--- start Material for this exercise ---
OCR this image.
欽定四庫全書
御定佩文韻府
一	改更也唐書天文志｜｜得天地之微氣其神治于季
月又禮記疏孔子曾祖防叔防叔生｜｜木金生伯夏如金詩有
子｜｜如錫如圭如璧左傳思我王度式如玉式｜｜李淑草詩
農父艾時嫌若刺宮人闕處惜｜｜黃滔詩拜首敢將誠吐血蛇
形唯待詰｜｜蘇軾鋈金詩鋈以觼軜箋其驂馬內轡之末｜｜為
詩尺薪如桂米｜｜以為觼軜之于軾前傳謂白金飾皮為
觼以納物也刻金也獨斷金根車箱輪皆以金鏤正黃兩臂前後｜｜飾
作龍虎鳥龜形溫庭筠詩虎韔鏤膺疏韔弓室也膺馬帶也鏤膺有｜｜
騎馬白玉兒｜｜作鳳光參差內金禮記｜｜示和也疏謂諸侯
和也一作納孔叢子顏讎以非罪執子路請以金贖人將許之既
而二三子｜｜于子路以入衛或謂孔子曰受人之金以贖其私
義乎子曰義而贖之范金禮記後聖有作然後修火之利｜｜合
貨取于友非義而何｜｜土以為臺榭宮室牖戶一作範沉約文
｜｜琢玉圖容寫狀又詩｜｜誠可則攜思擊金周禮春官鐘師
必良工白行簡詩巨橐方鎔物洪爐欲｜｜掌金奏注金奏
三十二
--- end Material for this exercise ---
Short problem >>
Extract each entry in full and write it down exactly.

In response >>
OCR this image.
欽定四庫全書
御定佩文韻府
一	改更也唐書天文志｜｜得天地之微氣其神治于季
月又禮記疏孔子曾祖防叔防叔生｜｜木金生伯夏如金詩有
子｜｜如錫如圭如璧左傳思我王度式如玉式｜｜李淑草詩
農父艾時嫌若刺宮人闕處惜｜｜黃滔詩拜首敢將誠吐血蛇
形唯待詰｜｜蘇軾鋈金詩鋈以觼軜箋其驂馬內轡之末｜｜為
詩尺薪如桂米｜｜以為觼軜之于軾前傳謂白金飾皮為
觼以納物也刻金也獨斷金根車箱輪皆以金鏤正黃兩臂前後｜｜飾
作龍虎鳥龜形溫庭筠詩虎韔鏤膺疏韔弓室也膺馬帶也鏤膺有｜｜
騎馬白玉兒｜｜作鳳光參差內金禮記｜｜示和也疏謂諸侯
和也一作納孔叢子顏讎以非罪執子路請以金贖人將許之既
而二三子｜｜于子路以入衛或謂孔子曰受人之金以贖其私
義乎子曰義而贖之范金禮記後聖有作然後修火之利｜｜合
貨取于友非義而何｜｜土以為臺榭宮室牖戶一作範沉約文
｜｜琢玉圖容寫狀又詩｜｜誠可則攜思擊金周禮春官鐘師
必良工白行簡詩巨橐方鎔物洪爐欲｜｜掌金奏注金奏
三十二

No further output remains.